GIVEN REQUEST
Quote the data below in full, minus the images.

□ □ □ □ □

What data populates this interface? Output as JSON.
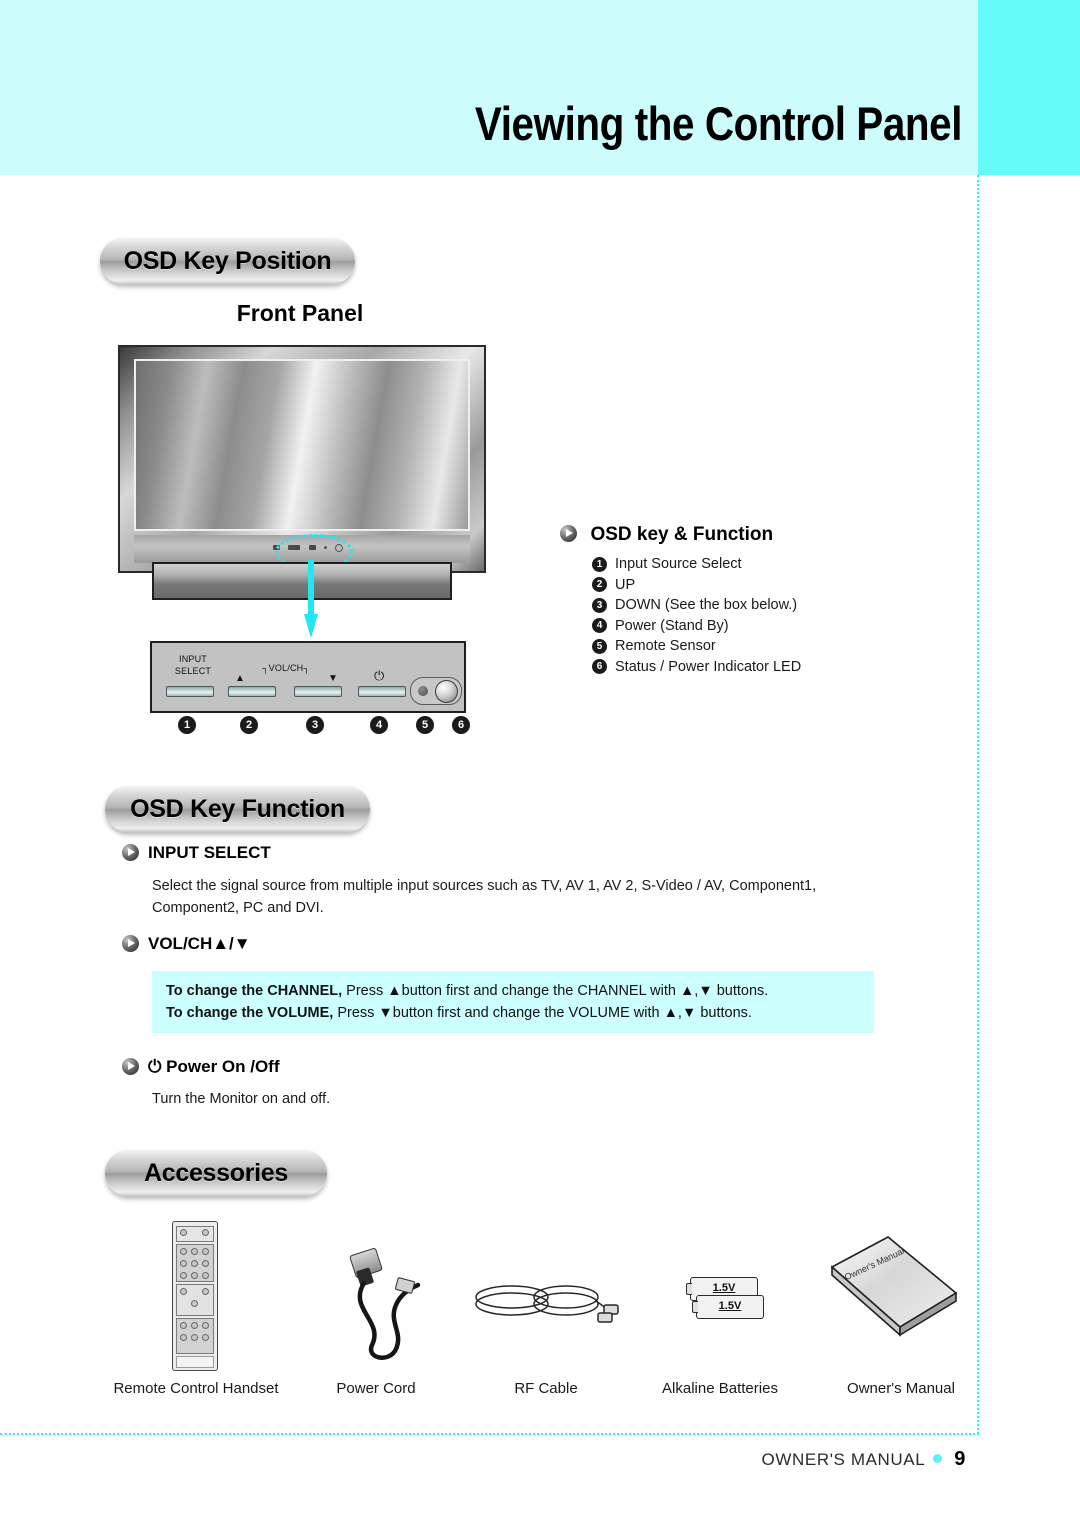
{
  "header": {
    "title": "Viewing the Control Panel",
    "band_color": "#ccfcfc",
    "accent_color": "#66fbfb"
  },
  "sections": {
    "osd_key_position": "OSD Key Position",
    "osd_key_function": "OSD Key Function",
    "accessories": "Accessories"
  },
  "front_panel": {
    "heading": "Front Panel",
    "control_panel": {
      "input_select_label_line1": "INPUT",
      "input_select_label_line2": "SELECT",
      "volch_label": "VOL/CH",
      "arrow_up": "▲",
      "arrow_down": "▼",
      "power_glyph": "⏻",
      "numbers": [
        "1",
        "2",
        "3",
        "4",
        "5",
        "6"
      ]
    }
  },
  "osd_key_and_function": {
    "title": "OSD key & Function",
    "items": [
      {
        "num": "1",
        "label": "Input Source Select"
      },
      {
        "num": "2",
        "label": "UP"
      },
      {
        "num": "3",
        "label": "DOWN (See the box below.)"
      },
      {
        "num": "4",
        "label": "Power (Stand By)"
      },
      {
        "num": "5",
        "label": "Remote Sensor"
      },
      {
        "num": "6",
        "label": "Status / Power Indicator LED"
      }
    ]
  },
  "osd_function_details": {
    "input_select": {
      "heading": "INPUT SELECT",
      "body": "Select the signal source from multiple input sources such as TV, AV 1, AV 2, S-Video / AV, Component1, Component2,  PC and DVI."
    },
    "volch": {
      "heading": "VOL/CH▲/▼",
      "note_box_color": "#ccffff",
      "note_line1_bold": "To change the CHANNEL,",
      "note_line1_rest": " Press ▲button first and change the CHANNEL with ▲,▼ buttons.",
      "note_line2_bold": "To change the VOLUME,",
      "note_line2_rest": " Press ▼button first and change the VOLUME with ▲,▼ buttons."
    },
    "power": {
      "heading": "⏻ Power On /Off",
      "body": "Turn the Monitor on and off."
    }
  },
  "accessories_items": [
    {
      "caption": "Remote Control Handset"
    },
    {
      "caption": "Power Cord"
    },
    {
      "caption": "RF Cable"
    },
    {
      "caption": "Alkaline Batteries",
      "battery_voltage_1": "1.5V",
      "battery_voltage_2": "1.5V"
    },
    {
      "caption": "Owner's Manual",
      "cover_text": "Owner's Manual"
    }
  ],
  "footer": {
    "label": "OWNER'S MANUAL",
    "page": "9",
    "dot_color": "#5ef0f7"
  }
}
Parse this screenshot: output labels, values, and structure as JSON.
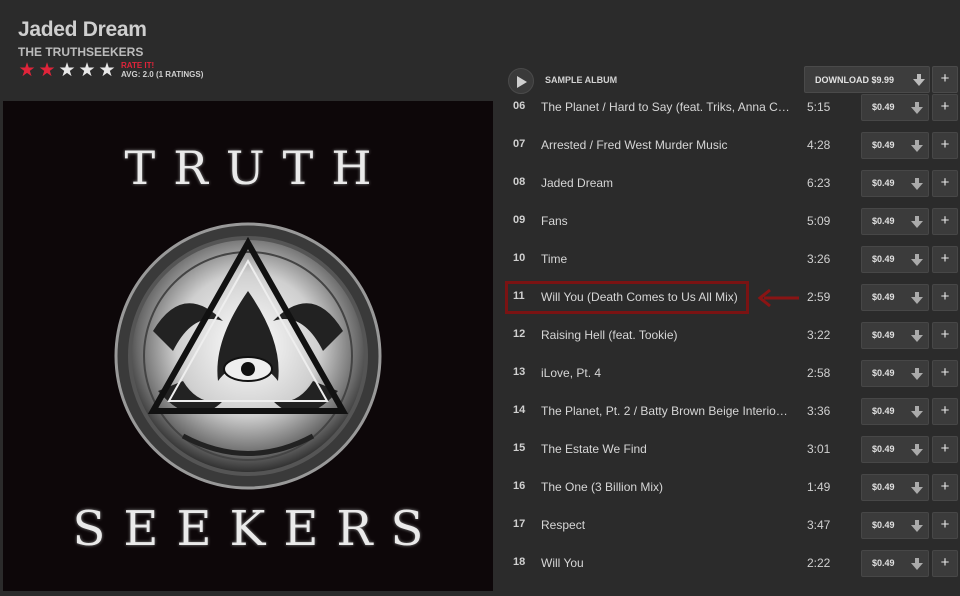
{
  "album": {
    "title": "Jaded Dream",
    "artist": "THE TRUTHSEEKERS",
    "rating": {
      "value": 2,
      "max": 5,
      "rate_label": "RATE IT!",
      "avg_label": "AVG: 2.0 (1 RATINGS)"
    },
    "cover": {
      "word_top": "TRUTH",
      "word_bottom": "SEEKERS"
    }
  },
  "player": {
    "sample_label": "SAMPLE ALBUM",
    "download_label": "DOWNLOAD $9.99",
    "add_label": "+"
  },
  "tracks": [
    {
      "num": "06",
      "title": "The Planet / Hard to Say (feat. Triks, Anna C…",
      "duration": "5:15",
      "price": "$0.49"
    },
    {
      "num": "07",
      "title": "Arrested / Fred West Murder Music",
      "duration": "4:28",
      "price": "$0.49"
    },
    {
      "num": "08",
      "title": "Jaded Dream",
      "duration": "6:23",
      "price": "$0.49"
    },
    {
      "num": "09",
      "title": "Fans",
      "duration": "5:09",
      "price": "$0.49"
    },
    {
      "num": "10",
      "title": "Time",
      "duration": "3:26",
      "price": "$0.49"
    },
    {
      "num": "11",
      "title": "Will You (Death Comes to Us All Mix)",
      "duration": "2:59",
      "price": "$0.49"
    },
    {
      "num": "12",
      "title": "Raising Hell (feat. Tookie)",
      "duration": "3:22",
      "price": "$0.49"
    },
    {
      "num": "13",
      "title": "iLove, Pt. 4",
      "duration": "2:58",
      "price": "$0.49"
    },
    {
      "num": "14",
      "title": "The Planet, Pt. 2 / Batty Brown Beige Interio…",
      "duration": "3:36",
      "price": "$0.49"
    },
    {
      "num": "15",
      "title": "The Estate We Find",
      "duration": "3:01",
      "price": "$0.49"
    },
    {
      "num": "16",
      "title": "The One (3 Billion Mix)",
      "duration": "1:49",
      "price": "$0.49"
    },
    {
      "num": "17",
      "title": "Respect",
      "duration": "3:47",
      "price": "$0.49"
    },
    {
      "num": "18",
      "title": "Will You",
      "duration": "2:22",
      "price": "$0.49"
    }
  ],
  "highlight": {
    "track_num": "11",
    "color": "#7a1313"
  },
  "colors": {
    "star_on": "#e0243a",
    "star_off": "#e8e8e8",
    "background": "#2b2b2b"
  }
}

□ □ □ □ □

WRITTEN SOLUTION
What data populates this interface? Output as JSON.
{
  "header": {
    "title": "Viewing the Control Panel",
    "band_color": "#ccfcfc",
    "accent_color": "#66fbfb"
  },
  "sections": {
    "osd_key_position": "OSD Key Position",
    "osd_key_function": "OSD Key Function",
    "accessories": "Accessories"
  },
  "front_panel": {
    "heading": "Front Panel",
    "control_panel": {
      "input_select_label_line1": "INPUT",
      "input_select_label_line2": "SELECT",
      "volch_label": "VOL/CH",
      "arrow_up": "▲",
      "arrow_down": "▼",
      "power_glyph": "⏻",
      "numbers": [
        "1",
        "2",
        "3",
        "4",
        "5",
        "6"
      ]
    }
  },
  "osd_key_and_function": {
    "title": "OSD key & Function",
    "items": [
      {
        "num": "1",
        "label": "Input Source Select"
      },
      {
        "num": "2",
        "label": "UP"
      },
      {
        "num": "3",
        "label": "DOWN (See the box below.)"
      },
      {
        "num": "4",
        "label": "Power (Stand By)"
      },
      {
        "num": "5",
        "label": "Remote Sensor"
      },
      {
        "num": "6",
        "label": "Status / Power Indicator LED"
      }
    ]
  },
  "osd_function_details": {
    "input_select": {
      "heading": "INPUT SELECT",
      "body": "Select the signal source from multiple input sources such as TV, AV 1, AV 2, S-Video / AV, Component1, Component2,  PC and DVI."
    },
    "volch": {
      "heading": "VOL/CH▲/▼",
      "note_box_color": "#ccffff",
      "note_line1_bold": "To change the CHANNEL,",
      "note_line1_rest": " Press ▲button first and change the CHANNEL with ▲,▼ buttons.",
      "note_line2_bold": "To change the VOLUME,",
      "note_line2_rest": " Press ▼button first and change the VOLUME with ▲,▼ buttons."
    },
    "power": {
      "heading": "⏻ Power On /Off",
      "body": "Turn the Monitor on and off."
    }
  },
  "accessories_items": [
    {
      "caption": "Remote Control Handset"
    },
    {
      "caption": "Power Cord"
    },
    {
      "caption": "RF Cable"
    },
    {
      "caption": "Alkaline Batteries",
      "battery_voltage_1": "1.5V",
      "battery_voltage_2": "1.5V"
    },
    {
      "caption": "Owner's Manual",
      "cover_text": "Owner's Manual"
    }
  ],
  "footer": {
    "label": "OWNER'S MANUAL",
    "page": "9",
    "dot_color": "#5ef0f7"
  }
}
Parse this screenshot: output labels, values, and structure as JSON.
{
  "album": {
    "title": "Jaded Dream",
    "artist": "THE TRUTHSEEKERS",
    "rating": {
      "value": 2,
      "max": 5,
      "rate_label": "RATE IT!",
      "avg_label": "AVG: 2.0 (1 RATINGS)"
    },
    "cover": {
      "word_top": "TRUTH",
      "word_bottom": "SEEKERS"
    }
  },
  "player": {
    "sample_label": "SAMPLE ALBUM",
    "download_label": "DOWNLOAD $9.99",
    "add_label": "+"
  },
  "tracks": [
    {
      "num": "06",
      "title": "The Planet / Hard to Say (feat. Triks, Anna C…",
      "duration": "5:15",
      "price": "$0.49"
    },
    {
      "num": "07",
      "title": "Arrested / Fred West Murder Music",
      "duration": "4:28",
      "price": "$0.49"
    },
    {
      "num": "08",
      "title": "Jaded Dream",
      "duration": "6:23",
      "price": "$0.49"
    },
    {
      "num": "09",
      "title": "Fans",
      "duration": "5:09",
      "price": "$0.49"
    },
    {
      "num": "10",
      "title": "Time",
      "duration": "3:26",
      "price": "$0.49"
    },
    {
      "num": "11",
      "title": "Will You (Death Comes to Us All Mix)",
      "duration": "2:59",
      "price": "$0.49"
    },
    {
      "num": "12",
      "title": "Raising Hell (feat. Tookie)",
      "duration": "3:22",
      "price": "$0.49"
    },
    {
      "num": "13",
      "title": "iLove, Pt. 4",
      "duration": "2:58",
      "price": "$0.49"
    },
    {
      "num": "14",
      "title": "The Planet, Pt. 2 / Batty Brown Beige Interio…",
      "duration": "3:36",
      "price": "$0.49"
    },
    {
      "num": "15",
      "title": "The Estate We Find",
      "duration": "3:01",
      "price": "$0.49"
    },
    {
      "num": "16",
      "title": "The One (3 Billion Mix)",
      "duration": "1:49",
      "price": "$0.49"
    },
    {
      "num": "17",
      "title": "Respect",
      "duration": "3:47",
      "price": "$0.49"
    },
    {
      "num": "18",
      "title": "Will You",
      "duration": "2:22",
      "price": "$0.49"
    }
  ],
  "highlight": {
    "track_num": "11",
    "color": "#7a1313"
  },
  "colors": {
    "star_on": "#e0243a",
    "star_off": "#e8e8e8",
    "background": "#2b2b2b"
  }
}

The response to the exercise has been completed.